## TO DO
Revise the entries from the line containing "Detect and localize" down to the line containing "310, 896, 435]", changing "poem-verse" to "verse-line" and leaving the rest unchanged.

## Element-and-box listings
──────

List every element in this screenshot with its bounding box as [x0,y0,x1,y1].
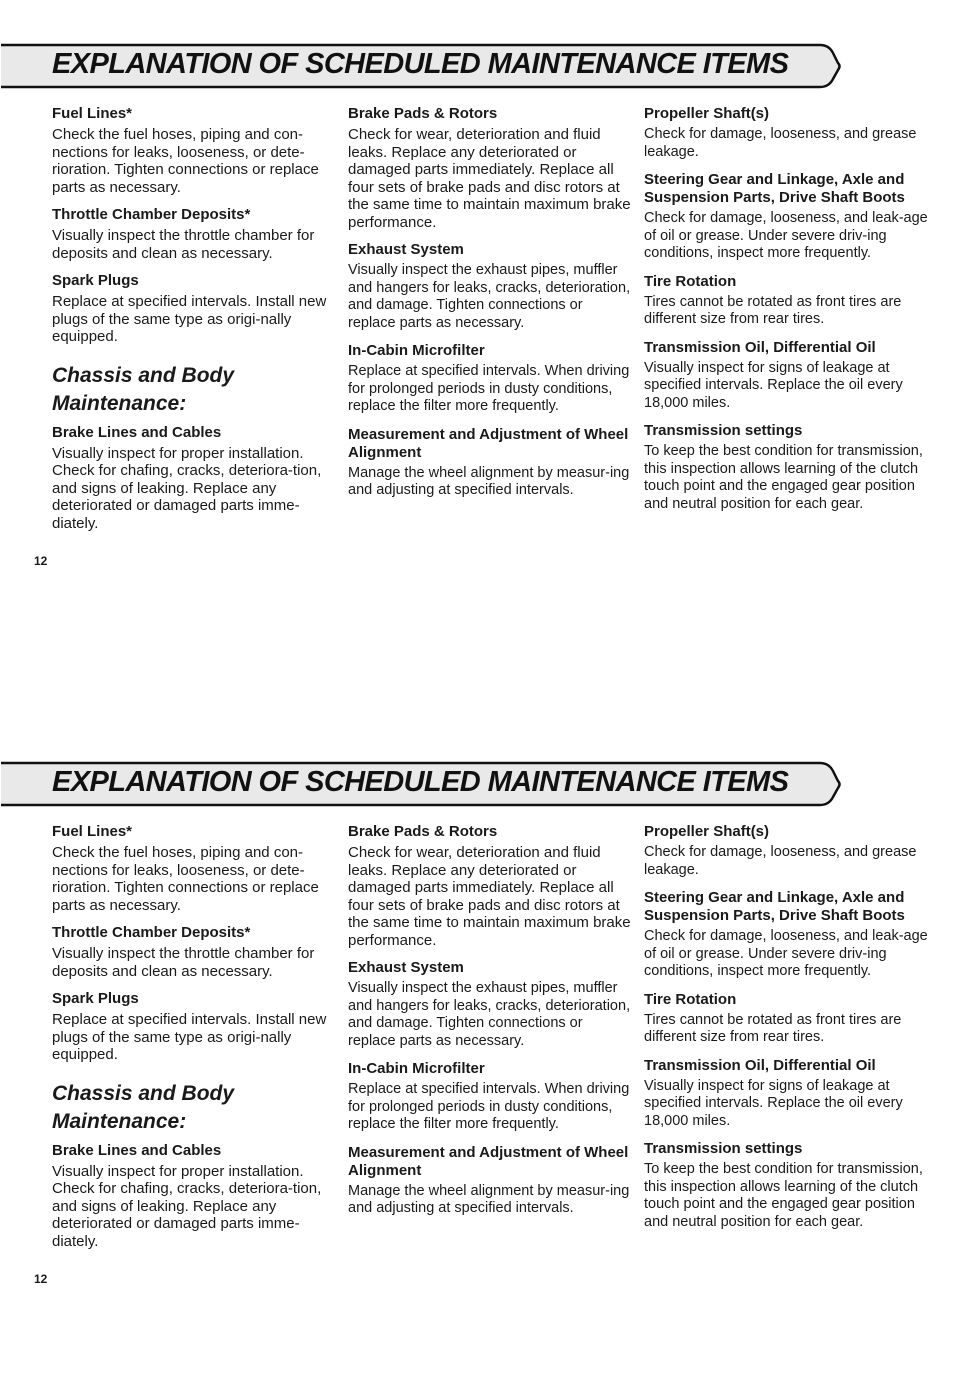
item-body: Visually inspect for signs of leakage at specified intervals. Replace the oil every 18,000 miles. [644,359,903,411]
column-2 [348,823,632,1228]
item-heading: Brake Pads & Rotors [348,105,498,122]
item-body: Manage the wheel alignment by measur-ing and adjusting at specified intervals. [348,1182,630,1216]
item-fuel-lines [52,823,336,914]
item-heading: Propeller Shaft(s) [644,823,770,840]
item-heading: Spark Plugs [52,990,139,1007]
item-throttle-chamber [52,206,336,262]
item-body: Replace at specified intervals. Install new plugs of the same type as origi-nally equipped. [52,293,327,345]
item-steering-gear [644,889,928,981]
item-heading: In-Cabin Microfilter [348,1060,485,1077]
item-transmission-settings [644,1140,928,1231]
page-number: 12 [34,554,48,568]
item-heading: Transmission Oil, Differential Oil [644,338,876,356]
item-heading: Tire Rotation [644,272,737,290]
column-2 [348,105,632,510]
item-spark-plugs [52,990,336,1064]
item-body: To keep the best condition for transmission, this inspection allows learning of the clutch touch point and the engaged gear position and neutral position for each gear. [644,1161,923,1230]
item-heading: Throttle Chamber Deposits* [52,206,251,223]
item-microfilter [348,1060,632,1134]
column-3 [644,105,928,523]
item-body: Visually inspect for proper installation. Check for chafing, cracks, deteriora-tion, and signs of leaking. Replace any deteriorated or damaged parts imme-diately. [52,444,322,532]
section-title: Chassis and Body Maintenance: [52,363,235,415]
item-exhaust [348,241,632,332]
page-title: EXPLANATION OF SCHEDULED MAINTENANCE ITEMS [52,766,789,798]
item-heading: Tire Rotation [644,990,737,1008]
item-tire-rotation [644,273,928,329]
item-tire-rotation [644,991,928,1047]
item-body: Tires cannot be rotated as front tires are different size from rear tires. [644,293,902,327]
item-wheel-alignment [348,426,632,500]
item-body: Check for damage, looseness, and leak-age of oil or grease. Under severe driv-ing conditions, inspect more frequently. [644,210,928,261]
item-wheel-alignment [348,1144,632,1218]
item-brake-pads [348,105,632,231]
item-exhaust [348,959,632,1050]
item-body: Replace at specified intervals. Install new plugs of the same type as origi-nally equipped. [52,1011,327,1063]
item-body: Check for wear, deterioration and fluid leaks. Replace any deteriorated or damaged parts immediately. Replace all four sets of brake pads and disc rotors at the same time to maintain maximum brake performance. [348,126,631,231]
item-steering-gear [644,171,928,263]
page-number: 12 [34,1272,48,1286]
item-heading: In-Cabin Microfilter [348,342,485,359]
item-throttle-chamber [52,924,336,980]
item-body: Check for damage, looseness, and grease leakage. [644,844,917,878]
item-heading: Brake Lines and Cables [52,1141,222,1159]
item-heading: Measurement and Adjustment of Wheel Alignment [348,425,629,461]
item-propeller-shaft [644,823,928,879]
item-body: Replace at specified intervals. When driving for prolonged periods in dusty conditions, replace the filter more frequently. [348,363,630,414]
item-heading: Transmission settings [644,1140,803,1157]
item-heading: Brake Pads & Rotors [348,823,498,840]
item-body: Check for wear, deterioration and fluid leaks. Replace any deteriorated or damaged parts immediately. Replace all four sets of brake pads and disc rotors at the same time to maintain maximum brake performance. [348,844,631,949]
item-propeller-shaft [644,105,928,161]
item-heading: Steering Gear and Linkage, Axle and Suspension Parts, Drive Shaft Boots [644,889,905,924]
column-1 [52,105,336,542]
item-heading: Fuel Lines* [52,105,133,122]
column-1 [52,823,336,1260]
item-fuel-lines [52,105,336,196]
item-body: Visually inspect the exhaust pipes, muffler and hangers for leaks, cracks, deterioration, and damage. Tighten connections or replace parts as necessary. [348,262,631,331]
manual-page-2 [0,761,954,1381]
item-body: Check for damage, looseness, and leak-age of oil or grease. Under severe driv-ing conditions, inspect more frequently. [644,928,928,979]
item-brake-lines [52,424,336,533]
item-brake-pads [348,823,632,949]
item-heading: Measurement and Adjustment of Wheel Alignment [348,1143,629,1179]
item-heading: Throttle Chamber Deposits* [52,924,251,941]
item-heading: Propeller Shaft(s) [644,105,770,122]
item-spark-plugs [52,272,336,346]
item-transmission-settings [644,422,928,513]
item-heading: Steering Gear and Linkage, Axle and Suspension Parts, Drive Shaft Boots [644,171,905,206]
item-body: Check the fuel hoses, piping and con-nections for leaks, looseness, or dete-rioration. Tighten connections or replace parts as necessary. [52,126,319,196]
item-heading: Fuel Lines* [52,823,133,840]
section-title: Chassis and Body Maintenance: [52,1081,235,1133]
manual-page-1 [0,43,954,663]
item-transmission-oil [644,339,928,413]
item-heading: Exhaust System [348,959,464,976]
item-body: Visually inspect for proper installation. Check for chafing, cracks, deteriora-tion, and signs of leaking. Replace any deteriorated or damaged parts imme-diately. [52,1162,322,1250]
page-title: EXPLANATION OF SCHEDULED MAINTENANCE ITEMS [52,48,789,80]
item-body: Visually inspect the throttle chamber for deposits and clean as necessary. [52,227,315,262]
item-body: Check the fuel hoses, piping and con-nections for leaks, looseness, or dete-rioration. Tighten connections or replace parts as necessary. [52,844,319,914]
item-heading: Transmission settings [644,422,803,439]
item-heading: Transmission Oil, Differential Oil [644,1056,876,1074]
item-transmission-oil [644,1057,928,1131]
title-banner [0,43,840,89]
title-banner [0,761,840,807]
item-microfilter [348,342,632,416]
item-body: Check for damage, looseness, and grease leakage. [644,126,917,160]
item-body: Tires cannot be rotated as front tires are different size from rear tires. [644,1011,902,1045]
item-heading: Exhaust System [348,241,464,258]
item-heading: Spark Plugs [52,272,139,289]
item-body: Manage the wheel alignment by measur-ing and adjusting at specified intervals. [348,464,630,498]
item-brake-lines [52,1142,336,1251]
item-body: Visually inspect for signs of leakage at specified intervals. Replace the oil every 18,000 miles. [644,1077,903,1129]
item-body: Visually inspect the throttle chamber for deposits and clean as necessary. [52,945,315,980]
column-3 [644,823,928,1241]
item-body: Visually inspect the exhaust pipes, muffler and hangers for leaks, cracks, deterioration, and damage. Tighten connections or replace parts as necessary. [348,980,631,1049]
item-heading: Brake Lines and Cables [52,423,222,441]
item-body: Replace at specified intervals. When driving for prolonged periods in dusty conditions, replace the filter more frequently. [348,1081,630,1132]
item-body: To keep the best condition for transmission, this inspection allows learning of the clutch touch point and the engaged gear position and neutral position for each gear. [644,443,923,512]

──────

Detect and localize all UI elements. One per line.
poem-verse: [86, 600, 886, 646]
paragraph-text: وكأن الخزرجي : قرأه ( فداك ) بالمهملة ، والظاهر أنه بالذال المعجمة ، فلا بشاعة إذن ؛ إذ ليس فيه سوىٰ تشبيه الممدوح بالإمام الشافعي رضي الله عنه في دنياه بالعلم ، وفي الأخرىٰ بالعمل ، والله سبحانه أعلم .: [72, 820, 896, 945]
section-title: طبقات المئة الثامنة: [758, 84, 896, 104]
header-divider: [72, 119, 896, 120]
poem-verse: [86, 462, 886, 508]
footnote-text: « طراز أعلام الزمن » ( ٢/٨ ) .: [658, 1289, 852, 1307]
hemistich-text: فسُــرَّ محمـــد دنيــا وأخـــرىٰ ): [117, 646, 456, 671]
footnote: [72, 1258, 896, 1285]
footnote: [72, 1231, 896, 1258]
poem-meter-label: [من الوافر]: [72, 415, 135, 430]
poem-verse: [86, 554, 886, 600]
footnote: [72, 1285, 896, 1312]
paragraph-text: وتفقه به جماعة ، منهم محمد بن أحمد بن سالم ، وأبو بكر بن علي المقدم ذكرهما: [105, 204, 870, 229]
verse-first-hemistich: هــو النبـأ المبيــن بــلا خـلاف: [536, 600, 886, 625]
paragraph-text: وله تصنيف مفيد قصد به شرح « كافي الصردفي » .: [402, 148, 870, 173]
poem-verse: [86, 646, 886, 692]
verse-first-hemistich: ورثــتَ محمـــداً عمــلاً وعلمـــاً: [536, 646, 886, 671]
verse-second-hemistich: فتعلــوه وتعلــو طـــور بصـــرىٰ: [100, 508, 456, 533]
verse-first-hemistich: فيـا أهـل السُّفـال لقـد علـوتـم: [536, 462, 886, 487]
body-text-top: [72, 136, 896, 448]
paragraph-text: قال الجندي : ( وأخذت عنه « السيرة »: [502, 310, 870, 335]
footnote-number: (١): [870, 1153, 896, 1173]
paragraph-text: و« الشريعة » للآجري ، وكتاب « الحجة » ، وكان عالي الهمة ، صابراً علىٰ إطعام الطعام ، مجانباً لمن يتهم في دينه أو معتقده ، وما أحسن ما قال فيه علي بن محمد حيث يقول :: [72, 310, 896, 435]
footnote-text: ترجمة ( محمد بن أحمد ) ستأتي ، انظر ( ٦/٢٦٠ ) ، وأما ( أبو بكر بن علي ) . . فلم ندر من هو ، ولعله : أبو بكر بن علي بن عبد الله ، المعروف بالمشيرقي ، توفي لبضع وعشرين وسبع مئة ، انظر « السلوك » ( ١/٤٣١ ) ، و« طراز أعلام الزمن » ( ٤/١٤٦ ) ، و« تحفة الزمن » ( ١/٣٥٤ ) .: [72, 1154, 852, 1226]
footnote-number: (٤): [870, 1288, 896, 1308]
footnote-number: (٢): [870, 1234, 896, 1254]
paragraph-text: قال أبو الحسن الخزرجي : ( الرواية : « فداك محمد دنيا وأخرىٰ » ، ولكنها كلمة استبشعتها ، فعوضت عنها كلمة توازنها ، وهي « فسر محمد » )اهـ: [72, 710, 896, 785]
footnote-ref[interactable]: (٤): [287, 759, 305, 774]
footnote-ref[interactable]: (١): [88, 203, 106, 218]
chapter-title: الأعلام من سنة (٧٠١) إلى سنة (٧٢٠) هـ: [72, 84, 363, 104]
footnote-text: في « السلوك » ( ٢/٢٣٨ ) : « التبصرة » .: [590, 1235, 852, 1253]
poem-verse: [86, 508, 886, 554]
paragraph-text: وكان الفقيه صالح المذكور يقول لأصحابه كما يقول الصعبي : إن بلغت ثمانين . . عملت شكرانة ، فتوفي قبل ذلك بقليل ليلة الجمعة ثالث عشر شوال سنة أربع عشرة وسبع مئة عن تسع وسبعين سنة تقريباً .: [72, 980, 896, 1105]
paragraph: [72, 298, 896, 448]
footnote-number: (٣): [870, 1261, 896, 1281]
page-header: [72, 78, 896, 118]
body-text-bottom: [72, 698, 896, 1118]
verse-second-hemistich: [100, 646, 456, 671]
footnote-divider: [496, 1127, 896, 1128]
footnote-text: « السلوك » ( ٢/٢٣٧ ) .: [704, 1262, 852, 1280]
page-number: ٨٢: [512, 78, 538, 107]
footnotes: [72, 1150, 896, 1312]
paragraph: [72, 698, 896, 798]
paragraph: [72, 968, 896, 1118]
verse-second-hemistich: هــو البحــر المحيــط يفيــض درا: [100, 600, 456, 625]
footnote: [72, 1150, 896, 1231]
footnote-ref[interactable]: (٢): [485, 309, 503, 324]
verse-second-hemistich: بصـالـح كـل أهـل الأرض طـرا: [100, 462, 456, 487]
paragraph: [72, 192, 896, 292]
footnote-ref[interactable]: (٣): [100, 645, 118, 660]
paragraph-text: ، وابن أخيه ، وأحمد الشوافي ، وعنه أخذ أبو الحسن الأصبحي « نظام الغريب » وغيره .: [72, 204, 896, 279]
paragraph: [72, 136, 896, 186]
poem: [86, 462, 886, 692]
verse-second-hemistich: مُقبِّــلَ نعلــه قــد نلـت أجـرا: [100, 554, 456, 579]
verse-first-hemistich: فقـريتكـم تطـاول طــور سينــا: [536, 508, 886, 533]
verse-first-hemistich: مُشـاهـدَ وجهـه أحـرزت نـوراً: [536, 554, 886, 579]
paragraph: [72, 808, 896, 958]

──────

## ANSWER TO THIS EXERCISE
Detect and localize all UI elements. One per line.
verse-line: [86, 600, 886, 646]
paragraph-text: وكأن الخزرجي : قرأه ( فداك ) بالمهملة ، والظاهر أنه بالذال المعجمة ، فلا بشاعة إذن ؛ إذ ليس فيه سوىٰ تشبيه الممدوح بالإمام الشافعي رضي الله عنه في دنياه بالعلم ، وفي الأخرىٰ بالعمل ، والله سبحانه أعلم .: [72, 820, 896, 945]
section-title: طبقات المئة الثامنة: [758, 84, 896, 104]
header-divider: [72, 119, 896, 120]
verse-line: [86, 462, 886, 508]
footnote-text: « طراز أعلام الزمن » ( ٢/٨ ) .: [658, 1289, 852, 1307]
hemistich-text: فسُــرَّ محمـــد دنيــا وأخـــرىٰ ): [117, 646, 456, 671]
footnote: [72, 1258, 896, 1285]
footnote: [72, 1231, 896, 1258]
poem-meter-label: [من الوافر]: [72, 415, 135, 430]
verse-line: [86, 554, 886, 600]
footnote: [72, 1285, 896, 1312]
paragraph-text: وتفقه به جماعة ، منهم محمد بن أحمد بن سالم ، وأبو بكر بن علي المقدم ذكرهما: [105, 204, 870, 229]
verse-first-hemistich: هــو النبـأ المبيــن بــلا خـلاف: [536, 600, 886, 625]
paragraph-text: وله تصنيف مفيد قصد به شرح « كافي الصردفي » .: [402, 148, 870, 173]
verse-line: [86, 646, 886, 692]
verse-first-hemistich: ورثــتَ محمـــداً عمــلاً وعلمـــاً: [536, 646, 886, 671]
verse-second-hemistich: فتعلــوه وتعلــو طـــور بصـــرىٰ: [100, 508, 456, 533]
verse-first-hemistich: فيـا أهـل السُّفـال لقـد علـوتـم: [536, 462, 886, 487]
body-text-top: [72, 136, 896, 448]
paragraph-text: قال الجندي : ( وأخذت عنه « السيرة »: [502, 310, 870, 335]
footnote-number: (١): [870, 1153, 896, 1173]
paragraph-text: و« الشريعة » للآجري ، وكتاب « الحجة » ، وكان عالي الهمة ، صابراً علىٰ إطعام الطعام ، مجانباً لمن يتهم في دينه أو معتقده ، وما أحسن ما قال فيه علي بن محمد حيث يقول :: [72, 310, 896, 435]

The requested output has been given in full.